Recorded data
#####
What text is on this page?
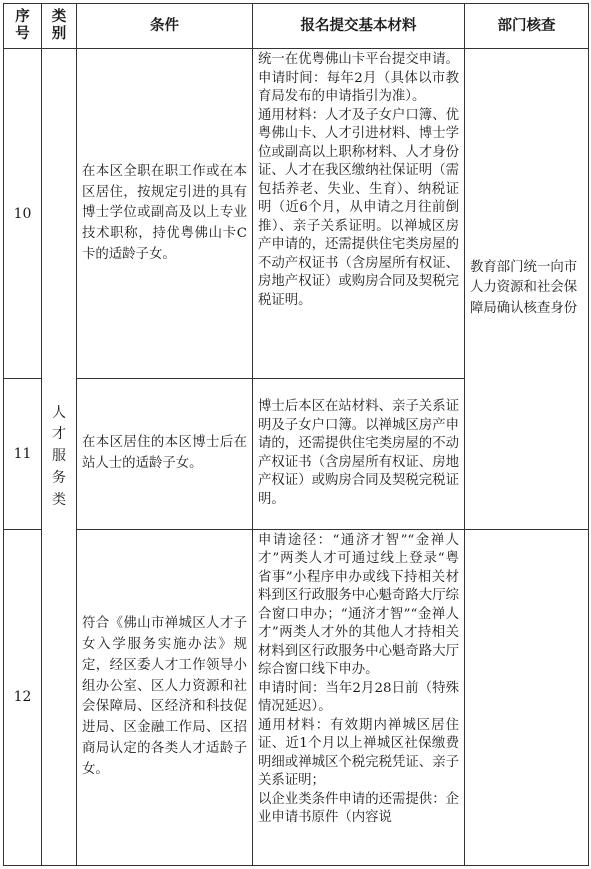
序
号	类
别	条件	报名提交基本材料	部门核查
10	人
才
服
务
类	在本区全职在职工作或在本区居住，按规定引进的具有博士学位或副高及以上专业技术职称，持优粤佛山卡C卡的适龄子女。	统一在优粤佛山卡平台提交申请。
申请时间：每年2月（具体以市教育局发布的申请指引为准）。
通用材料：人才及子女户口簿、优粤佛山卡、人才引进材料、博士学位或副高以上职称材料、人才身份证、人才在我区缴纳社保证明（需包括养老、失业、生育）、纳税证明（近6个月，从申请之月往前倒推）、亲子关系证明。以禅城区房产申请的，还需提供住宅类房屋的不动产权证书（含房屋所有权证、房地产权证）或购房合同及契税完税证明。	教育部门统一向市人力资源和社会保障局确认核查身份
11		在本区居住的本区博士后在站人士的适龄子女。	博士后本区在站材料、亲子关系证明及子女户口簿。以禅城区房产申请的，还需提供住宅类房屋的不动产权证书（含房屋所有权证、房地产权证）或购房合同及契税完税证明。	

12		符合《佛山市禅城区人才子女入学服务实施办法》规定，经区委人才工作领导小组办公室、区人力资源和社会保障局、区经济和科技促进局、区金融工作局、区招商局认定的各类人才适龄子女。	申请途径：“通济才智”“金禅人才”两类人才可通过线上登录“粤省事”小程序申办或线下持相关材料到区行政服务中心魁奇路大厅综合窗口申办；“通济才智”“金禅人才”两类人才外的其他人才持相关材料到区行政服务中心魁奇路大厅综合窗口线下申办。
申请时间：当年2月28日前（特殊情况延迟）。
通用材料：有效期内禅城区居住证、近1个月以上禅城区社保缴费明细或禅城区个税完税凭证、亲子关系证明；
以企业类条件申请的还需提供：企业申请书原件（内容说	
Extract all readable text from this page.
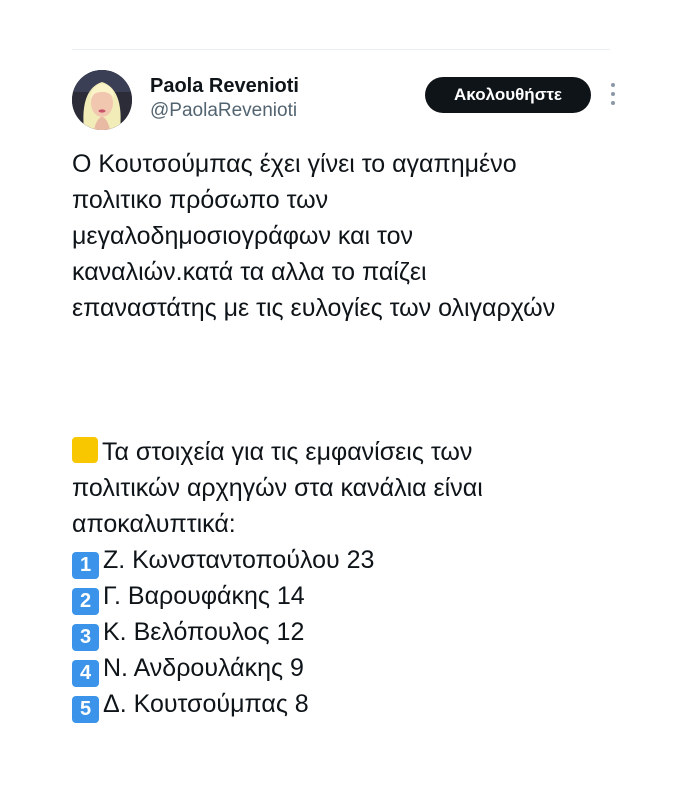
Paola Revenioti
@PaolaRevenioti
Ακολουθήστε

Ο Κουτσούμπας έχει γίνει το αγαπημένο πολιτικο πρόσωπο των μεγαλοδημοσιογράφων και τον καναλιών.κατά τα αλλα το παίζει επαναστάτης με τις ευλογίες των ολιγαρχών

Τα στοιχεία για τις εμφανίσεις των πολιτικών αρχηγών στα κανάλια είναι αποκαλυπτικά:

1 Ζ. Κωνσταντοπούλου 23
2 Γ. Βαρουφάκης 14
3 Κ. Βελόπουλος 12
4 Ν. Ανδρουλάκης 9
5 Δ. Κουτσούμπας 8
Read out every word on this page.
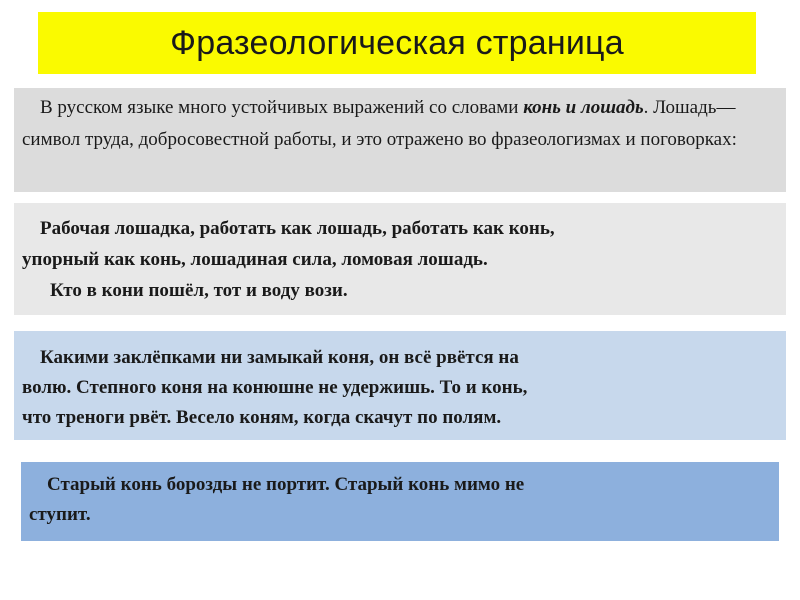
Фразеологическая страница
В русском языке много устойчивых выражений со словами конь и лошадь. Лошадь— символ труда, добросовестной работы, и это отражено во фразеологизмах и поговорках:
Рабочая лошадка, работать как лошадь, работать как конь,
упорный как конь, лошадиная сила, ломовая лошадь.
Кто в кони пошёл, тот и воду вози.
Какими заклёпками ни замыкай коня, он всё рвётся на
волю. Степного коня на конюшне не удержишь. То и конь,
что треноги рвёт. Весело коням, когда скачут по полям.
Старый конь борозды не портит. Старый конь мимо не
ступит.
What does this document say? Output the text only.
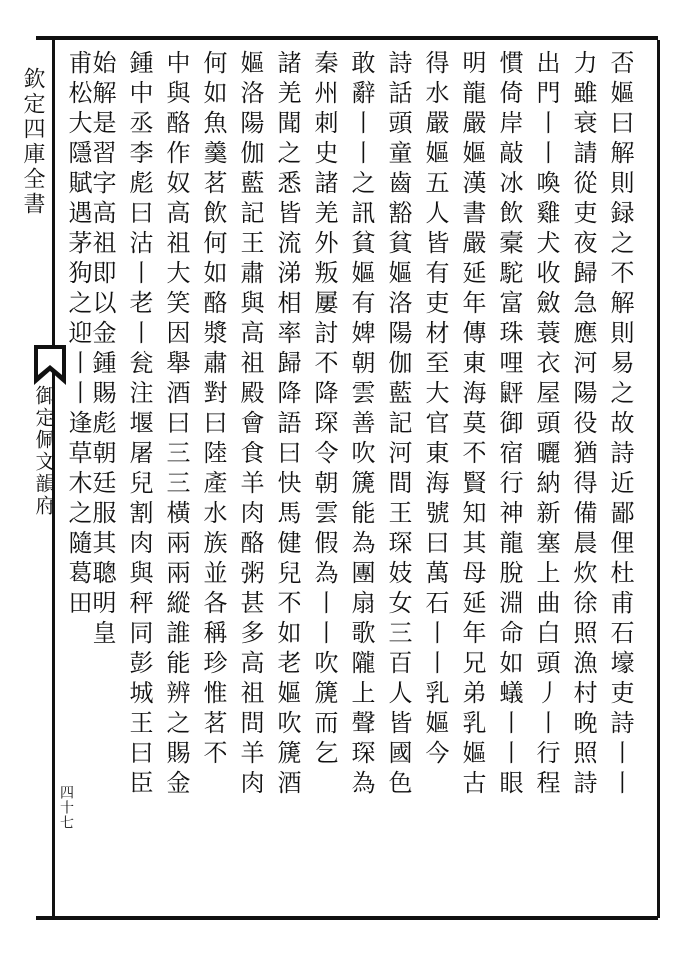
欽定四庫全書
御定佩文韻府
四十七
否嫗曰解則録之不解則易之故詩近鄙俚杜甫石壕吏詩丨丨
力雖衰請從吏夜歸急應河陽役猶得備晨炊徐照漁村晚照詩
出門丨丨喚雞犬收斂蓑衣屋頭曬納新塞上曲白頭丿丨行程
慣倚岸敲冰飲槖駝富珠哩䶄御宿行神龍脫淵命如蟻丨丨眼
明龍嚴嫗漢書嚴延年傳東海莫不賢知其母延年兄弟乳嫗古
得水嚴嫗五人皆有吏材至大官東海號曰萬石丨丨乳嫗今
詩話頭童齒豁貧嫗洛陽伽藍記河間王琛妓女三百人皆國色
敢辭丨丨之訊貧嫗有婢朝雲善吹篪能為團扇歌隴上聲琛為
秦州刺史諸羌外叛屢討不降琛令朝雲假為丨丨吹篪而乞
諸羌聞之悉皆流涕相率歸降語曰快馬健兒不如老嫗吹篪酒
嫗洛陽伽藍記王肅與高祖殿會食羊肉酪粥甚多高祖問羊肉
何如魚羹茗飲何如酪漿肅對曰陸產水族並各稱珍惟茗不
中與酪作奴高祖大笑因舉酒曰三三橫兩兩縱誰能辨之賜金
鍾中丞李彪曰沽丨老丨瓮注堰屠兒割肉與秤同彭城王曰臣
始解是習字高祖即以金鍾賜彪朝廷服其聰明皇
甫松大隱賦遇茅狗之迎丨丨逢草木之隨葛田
#####
■ Exercise: Pictures are excluded; copy every other part of the records exactly.

■ Completed task:
What text is on this page?
序
号	类
别	条件	报名提交基本材料	部门核查
10	人
才
服
务
类	在本区全职在职工作或在本区居住，按规定引进的具有博士学位或副高及以上专业技术职称，持优粤佛山卡C卡的适龄子女。	统一在优粤佛山卡平台提交申请。
申请时间：每年2月（具体以市教育局发布的申请指引为准）。
通用材料：人才及子女户口簿、优粤佛山卡、人才引进材料、博士学位或副高以上职称材料、人才身份证、人才在我区缴纳社保证明（需包括养老、失业、生育）、纳税证明（近6个月，从申请之月往前倒推）、亲子关系证明。以禅城区房产申请的，还需提供住宅类房屋的不动产权证书（含房屋所有权证、房地产权证）或购房合同及契税完税证明。	教育部门统一向市人力资源和社会保障局确认核查身份
11		在本区居住的本区博士后在站人士的适龄子女。	博士后本区在站材料、亲子关系证明及子女户口簿。以禅城区房产申请的，还需提供住宅类房屋的不动产权证书（含房屋所有权证、房地产权证）或购房合同及契税完税证明。	

12		符合《佛山市禅城区人才子女入学服务实施办法》规定，经区委人才工作领导小组办公室、区人力资源和社会保障局、区经济和科技促进局、区金融工作局、区招商局认定的各类人才适龄子女。	申请途径：“通济才智”“金禅人才”两类人才可通过线上登录“粤省事”小程序申办或线下持相关材料到区行政服务中心魁奇路大厅综合窗口申办；“通济才智”“金禅人才”两类人才外的其他人才持相关材料到区行政服务中心魁奇路大厅综合窗口线下申办。
申请时间：当年2月28日前（特殊情况延迟）。
通用材料：有效期内禅城区居住证、近1个月以上禅城区社保缴费明细或禅城区个税完税凭证、亲子关系证明；
以企业类条件申请的还需提供：企业申请书原件（内容说	
Extract all readable text from this page.
Paola Revenioti
@PaolaRevenioti
Ακολουθήστε

Ο Κουτσούμπας έχει γίνει το αγαπημένο πολιτικο πρόσωπο των μεγαλοδημοσιογράφων και τον καναλιών.κατά τα αλλα το παίζει επαναστάτης με τις ευλογίες των ολιγαρχών

Τα στοιχεία για τις εμφανίσεις των πολιτικών αρχηγών στα κανάλια είναι αποκαλυπτικά:

1 Ζ. Κωνσταντοπούλου 23
2 Γ. Βαρουφάκης 14
3 Κ. Βελόπουλος 12
4 Ν. Ανδρουλάκης 9
5 Δ. Κουτσούμπας 8
Read out every word on this page.
Фразеологическая страница
В русском языке много устойчивых выражений со словами конь и лошадь. Лошадь— символ труда, добросовестной работы, и это отражено во фразеологизмах и поговорках:
Рабочая лошадка, работать как лошадь, работать как конь,
упорный как конь, лошадиная сила, ломовая лошадь.
Кто в кони пошёл, тот и воду вози.
Какими заклёпками ни замыкай коня, он всё рвётся на
волю. Степного коня на конюшне не удержишь. То и конь,
что треноги рвёт. Весело коням, когда скачут по полям.
Старый конь борозды не портит. Старый конь мимо не
ступит.
What does this document say? Output the text only.
欽定四庫全書
御定佩文韻府
四十七
否嫗曰解則録之不解則易之故詩近鄙俚杜甫石壕吏詩丨丨
力雖衰請從吏夜歸急應河陽役猶得備晨炊徐照漁村晚照詩
出門丨丨喚雞犬收斂蓑衣屋頭曬納新塞上曲白頭丿丨行程
慣倚岸敲冰飲槖駝富珠哩䶄御宿行神龍脫淵命如蟻丨丨眼
明龍嚴嫗漢書嚴延年傳東海莫不賢知其母延年兄弟乳嫗古
得水嚴嫗五人皆有吏材至大官東海號曰萬石丨丨乳嫗今
詩話頭童齒豁貧嫗洛陽伽藍記河間王琛妓女三百人皆國色
敢辭丨丨之訊貧嫗有婢朝雲善吹篪能為團扇歌隴上聲琛為
秦州刺史諸羌外叛屢討不降琛令朝雲假為丨丨吹篪而乞
諸羌聞之悉皆流涕相率歸降語曰快馬健兒不如老嫗吹篪酒
嫗洛陽伽藍記王肅與高祖殿會食羊肉酪粥甚多高祖問羊肉
何如魚羹茗飲何如酪漿肅對曰陸產水族並各稱珍惟茗不
中與酪作奴高祖大笑因舉酒曰三三橫兩兩縱誰能辨之賜金
鍾中丞李彪曰沽丨老丨瓮注堰屠兒割肉與秤同彭城王曰臣
始解是習字高祖即以金鍾賜彪朝廷服其聰明皇
甫松大隱賦遇茅狗之迎丨丨逢草木之隨葛田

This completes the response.